WHAT THIS TASK INVOLVES.
Reproduce the listing that follows with no differences at all.

=====

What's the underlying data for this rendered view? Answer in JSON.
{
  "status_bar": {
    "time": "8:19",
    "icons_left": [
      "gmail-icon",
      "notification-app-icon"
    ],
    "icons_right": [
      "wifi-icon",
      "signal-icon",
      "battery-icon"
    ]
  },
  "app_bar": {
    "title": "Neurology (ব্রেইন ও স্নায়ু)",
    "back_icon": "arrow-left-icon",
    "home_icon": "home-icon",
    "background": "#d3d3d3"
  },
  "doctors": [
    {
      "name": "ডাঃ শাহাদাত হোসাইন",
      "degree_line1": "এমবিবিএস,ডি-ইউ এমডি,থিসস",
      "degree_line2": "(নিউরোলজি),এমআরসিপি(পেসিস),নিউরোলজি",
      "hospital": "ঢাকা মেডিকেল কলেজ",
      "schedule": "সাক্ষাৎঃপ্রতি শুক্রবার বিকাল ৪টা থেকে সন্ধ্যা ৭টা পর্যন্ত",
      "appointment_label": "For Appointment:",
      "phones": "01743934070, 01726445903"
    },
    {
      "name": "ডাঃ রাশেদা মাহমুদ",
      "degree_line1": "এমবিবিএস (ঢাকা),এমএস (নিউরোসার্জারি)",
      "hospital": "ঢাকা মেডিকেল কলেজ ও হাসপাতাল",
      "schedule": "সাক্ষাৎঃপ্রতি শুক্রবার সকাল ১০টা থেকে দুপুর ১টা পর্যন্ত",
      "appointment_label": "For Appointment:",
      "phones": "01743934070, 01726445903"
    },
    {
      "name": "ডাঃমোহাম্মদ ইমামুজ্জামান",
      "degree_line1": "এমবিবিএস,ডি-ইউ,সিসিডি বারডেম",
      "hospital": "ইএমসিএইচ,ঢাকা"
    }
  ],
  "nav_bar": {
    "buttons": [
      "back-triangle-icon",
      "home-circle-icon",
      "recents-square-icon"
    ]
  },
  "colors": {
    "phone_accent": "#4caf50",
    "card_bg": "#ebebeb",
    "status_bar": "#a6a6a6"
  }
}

=====

IN RESPONSE.
What's the underlying data for this rendered view? Answer in JSON.
{
  "status_bar": {
    "time": "8:19",
    "icons_left": [
      "gmail-icon",
      "notification-app-icon"
    ],
    "icons_right": [
      "wifi-icon",
      "signal-icon",
      "battery-icon"
    ]
  },
  "app_bar": {
    "title": "Neurology (ব্রেইন ও স্নায়ু)",
    "back_icon": "arrow-left-icon",
    "home_icon": "home-icon",
    "background": "#d3d3d3"
  },
  "doctors": [
    {
      "name": "ডাঃ শাহাদাত হোসাইন",
      "degree_line1": "এমবিবিএস,ডি-ইউ এমডি,থিসস",
      "degree_line2": "(নিউরোলজি),এমআরসিপি(পেসিস),নিউরোলজি",
      "hospital": "ঢাকা মেডিকেল কলেজ",
      "schedule": "সাক্ষাৎঃপ্রতি শুক্রবার বিকাল ৪টা থেকে সন্ধ্যা ৭টা পর্যন্ত",
      "appointment_label": "For Appointment:",
      "phones": "01743934070, 01726445903"
    },
    {
      "name": "ডাঃ রাশেদা মাহমুদ",
      "degree_line1": "এমবিবিএস (ঢাকা),এমএস (নিউরোসার্জারি)",
      "hospital": "ঢাকা মেডিকেল কলেজ ও হাসপাতাল",
      "schedule": "সাক্ষাৎঃপ্রতি শুক্রবার সকাল ১০টা থেকে দুপুর ১টা পর্যন্ত",
      "appointment_label": "For Appointment:",
      "phones": "01743934070, 01726445903"
    },
    {
      "name": "ডাঃমোহাম্মদ ইমামুজ্জামান",
      "degree_line1": "এমবিবিএস,ডি-ইউ,সিসিডি বারডেম",
      "hospital": "ইএমসিএইচ,ঢাকা"
    }
  ],
  "nav_bar": {
    "buttons": [
      "back-triangle-icon",
      "home-circle-icon",
      "recents-square-icon"
    ]
  },
  "colors": {
    "phone_accent": "#4caf50",
    "card_bg": "#ebebeb",
    "status_bar": "#a6a6a6"
  }
}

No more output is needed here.